* Short task
Tally every line featuring "CFOs", then give that tally alone.

* Data for the task
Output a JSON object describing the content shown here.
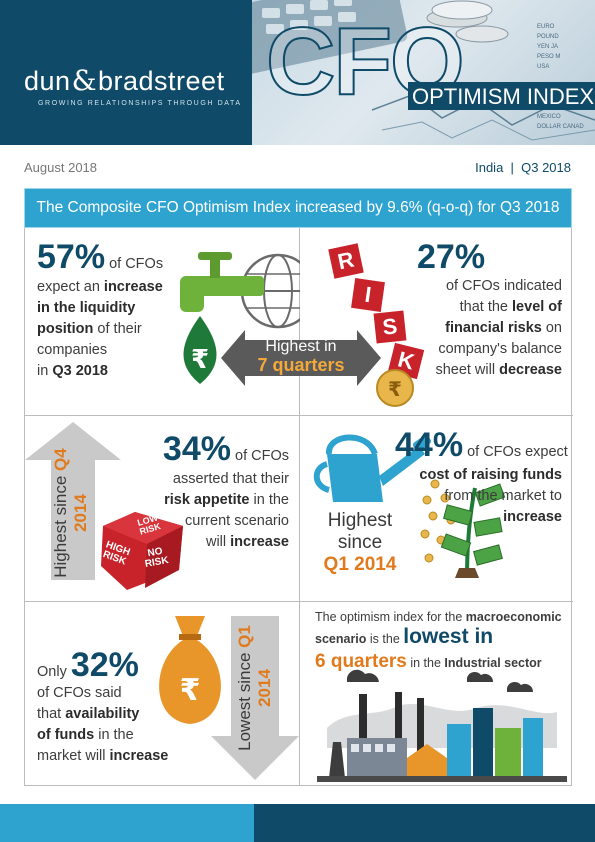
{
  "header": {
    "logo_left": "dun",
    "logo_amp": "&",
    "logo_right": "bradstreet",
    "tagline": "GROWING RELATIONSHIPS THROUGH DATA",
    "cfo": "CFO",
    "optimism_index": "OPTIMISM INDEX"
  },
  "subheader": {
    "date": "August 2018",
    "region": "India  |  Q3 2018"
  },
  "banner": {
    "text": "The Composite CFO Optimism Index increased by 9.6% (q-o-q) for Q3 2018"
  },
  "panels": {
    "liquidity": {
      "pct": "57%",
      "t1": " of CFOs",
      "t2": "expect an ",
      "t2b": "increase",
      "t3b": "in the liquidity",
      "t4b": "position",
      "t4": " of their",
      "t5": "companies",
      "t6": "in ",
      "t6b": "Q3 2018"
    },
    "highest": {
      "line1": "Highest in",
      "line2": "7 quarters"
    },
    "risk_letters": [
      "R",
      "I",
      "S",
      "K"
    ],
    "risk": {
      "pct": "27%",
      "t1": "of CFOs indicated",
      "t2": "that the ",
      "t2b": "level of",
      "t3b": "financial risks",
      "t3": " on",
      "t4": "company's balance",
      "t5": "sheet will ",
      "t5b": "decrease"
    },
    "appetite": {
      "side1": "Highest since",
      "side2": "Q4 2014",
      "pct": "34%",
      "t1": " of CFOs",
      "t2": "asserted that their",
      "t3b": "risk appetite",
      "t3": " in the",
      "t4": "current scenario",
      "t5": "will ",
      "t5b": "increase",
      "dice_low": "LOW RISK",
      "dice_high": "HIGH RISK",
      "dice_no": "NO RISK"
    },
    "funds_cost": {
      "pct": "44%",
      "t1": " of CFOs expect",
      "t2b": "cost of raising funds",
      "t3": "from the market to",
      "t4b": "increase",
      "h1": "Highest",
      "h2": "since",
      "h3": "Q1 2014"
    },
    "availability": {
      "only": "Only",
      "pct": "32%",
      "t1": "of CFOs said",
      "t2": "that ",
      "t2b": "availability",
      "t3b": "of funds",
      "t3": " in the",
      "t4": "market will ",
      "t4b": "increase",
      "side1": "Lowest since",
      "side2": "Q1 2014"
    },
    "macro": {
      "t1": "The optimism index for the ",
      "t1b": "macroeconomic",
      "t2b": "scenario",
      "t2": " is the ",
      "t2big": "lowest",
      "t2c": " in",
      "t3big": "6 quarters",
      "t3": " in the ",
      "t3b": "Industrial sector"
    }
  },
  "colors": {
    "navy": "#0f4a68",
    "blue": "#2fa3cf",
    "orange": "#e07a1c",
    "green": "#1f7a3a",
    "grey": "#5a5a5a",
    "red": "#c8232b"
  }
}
==
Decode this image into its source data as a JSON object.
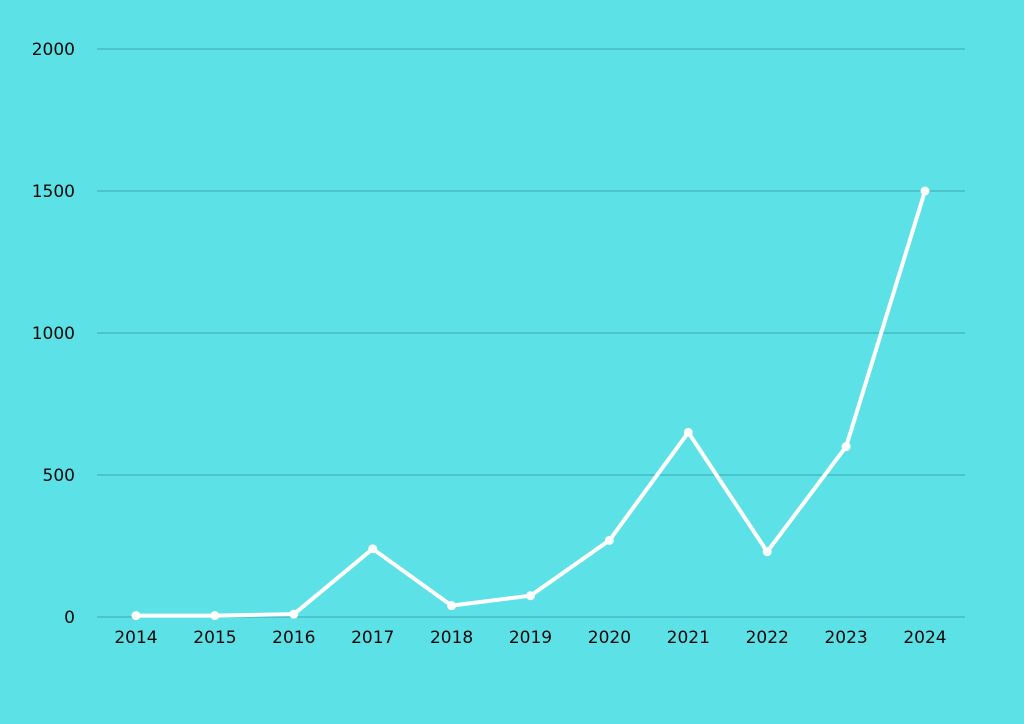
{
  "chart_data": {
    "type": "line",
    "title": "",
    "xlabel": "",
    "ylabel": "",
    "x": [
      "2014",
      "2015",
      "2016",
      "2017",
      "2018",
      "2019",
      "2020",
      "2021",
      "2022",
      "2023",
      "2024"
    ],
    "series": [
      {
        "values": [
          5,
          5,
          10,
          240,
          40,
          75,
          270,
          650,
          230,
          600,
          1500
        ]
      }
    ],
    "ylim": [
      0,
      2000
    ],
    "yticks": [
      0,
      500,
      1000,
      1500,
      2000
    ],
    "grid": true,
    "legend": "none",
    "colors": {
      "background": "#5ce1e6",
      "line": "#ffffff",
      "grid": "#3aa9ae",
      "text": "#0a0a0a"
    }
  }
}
--
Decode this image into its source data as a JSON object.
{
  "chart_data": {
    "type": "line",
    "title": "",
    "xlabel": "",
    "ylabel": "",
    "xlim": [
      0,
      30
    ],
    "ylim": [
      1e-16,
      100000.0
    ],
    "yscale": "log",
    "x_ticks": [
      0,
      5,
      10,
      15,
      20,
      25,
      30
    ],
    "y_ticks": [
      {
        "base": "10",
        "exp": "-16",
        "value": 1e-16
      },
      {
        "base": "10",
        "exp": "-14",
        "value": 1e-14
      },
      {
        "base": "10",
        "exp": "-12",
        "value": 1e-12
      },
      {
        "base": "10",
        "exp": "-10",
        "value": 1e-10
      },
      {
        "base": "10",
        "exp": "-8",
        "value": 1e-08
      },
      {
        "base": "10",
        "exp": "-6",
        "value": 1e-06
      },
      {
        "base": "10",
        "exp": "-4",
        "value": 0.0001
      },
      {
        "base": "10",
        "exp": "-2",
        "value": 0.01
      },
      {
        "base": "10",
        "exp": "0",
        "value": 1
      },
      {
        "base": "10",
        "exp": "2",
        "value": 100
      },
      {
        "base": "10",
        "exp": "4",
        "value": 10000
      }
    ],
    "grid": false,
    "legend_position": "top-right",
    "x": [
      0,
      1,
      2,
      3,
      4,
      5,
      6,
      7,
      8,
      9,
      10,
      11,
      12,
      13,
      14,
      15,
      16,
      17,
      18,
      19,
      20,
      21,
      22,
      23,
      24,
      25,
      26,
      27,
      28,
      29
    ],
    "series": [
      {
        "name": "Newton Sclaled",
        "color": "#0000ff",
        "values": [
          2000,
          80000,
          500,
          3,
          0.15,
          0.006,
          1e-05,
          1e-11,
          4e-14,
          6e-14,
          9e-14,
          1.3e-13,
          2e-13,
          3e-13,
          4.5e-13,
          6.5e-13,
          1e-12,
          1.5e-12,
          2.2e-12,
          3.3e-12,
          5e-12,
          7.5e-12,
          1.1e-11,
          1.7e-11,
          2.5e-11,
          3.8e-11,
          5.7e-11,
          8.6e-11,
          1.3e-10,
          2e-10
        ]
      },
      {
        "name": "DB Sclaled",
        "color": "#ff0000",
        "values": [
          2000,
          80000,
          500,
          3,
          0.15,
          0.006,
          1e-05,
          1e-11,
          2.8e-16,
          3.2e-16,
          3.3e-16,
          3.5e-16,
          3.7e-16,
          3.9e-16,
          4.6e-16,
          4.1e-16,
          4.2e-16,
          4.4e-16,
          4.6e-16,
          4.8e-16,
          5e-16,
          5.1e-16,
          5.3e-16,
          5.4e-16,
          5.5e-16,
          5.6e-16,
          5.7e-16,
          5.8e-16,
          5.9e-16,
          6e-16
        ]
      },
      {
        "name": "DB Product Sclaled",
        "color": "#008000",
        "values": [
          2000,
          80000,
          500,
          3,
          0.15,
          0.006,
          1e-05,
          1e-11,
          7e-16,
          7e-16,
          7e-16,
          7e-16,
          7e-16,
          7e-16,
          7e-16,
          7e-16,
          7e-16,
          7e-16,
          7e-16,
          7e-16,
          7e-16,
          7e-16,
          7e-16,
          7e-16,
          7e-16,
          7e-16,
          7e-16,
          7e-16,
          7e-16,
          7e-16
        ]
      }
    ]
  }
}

* Reply
5